◆ THE EXERCISE: Identify each line holding the string "text" and copy it.

>> START RECORDS FOR THIS TASK

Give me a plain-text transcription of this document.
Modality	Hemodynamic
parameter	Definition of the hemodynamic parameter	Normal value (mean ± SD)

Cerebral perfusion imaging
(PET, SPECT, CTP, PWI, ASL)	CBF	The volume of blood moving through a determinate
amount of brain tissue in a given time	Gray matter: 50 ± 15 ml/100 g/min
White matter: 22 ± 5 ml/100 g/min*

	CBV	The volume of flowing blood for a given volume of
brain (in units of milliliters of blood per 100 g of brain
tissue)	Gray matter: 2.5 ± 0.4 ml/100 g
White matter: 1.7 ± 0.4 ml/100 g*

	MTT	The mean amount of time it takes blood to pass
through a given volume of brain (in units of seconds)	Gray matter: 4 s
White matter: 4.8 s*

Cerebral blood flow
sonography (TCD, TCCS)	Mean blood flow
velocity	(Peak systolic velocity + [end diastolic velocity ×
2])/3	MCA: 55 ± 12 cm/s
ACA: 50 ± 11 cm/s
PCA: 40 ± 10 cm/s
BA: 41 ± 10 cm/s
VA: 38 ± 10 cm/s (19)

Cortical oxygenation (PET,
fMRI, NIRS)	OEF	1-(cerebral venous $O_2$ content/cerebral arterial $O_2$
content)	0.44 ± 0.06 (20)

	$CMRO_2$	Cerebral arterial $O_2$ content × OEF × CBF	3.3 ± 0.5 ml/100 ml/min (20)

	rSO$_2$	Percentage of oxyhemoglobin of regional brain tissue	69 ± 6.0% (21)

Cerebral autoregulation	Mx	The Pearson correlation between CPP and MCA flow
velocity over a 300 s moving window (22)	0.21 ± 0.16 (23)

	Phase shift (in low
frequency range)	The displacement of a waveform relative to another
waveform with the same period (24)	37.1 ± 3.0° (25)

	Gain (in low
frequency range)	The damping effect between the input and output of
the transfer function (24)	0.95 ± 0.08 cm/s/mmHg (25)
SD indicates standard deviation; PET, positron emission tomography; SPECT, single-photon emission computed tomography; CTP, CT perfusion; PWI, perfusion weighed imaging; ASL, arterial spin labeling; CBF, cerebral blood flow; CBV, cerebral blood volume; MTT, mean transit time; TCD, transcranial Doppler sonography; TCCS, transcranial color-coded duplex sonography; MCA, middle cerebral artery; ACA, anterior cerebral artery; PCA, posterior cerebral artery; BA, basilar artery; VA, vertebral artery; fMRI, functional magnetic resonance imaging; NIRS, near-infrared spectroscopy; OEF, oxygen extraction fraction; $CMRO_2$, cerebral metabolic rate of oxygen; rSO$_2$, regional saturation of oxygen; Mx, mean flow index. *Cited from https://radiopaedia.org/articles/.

>> END RECORDS FOR THIS TASK
>> START RECORDS FOR THIS TASK

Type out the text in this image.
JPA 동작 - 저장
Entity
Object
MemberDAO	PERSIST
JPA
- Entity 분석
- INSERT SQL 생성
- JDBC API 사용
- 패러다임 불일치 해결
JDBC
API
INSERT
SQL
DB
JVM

>> END RECORDS FOR THIS TASK

◆ EXERCISE OUTPUT:
Give me a plain-text transcription of this document.
Type out the text in this image.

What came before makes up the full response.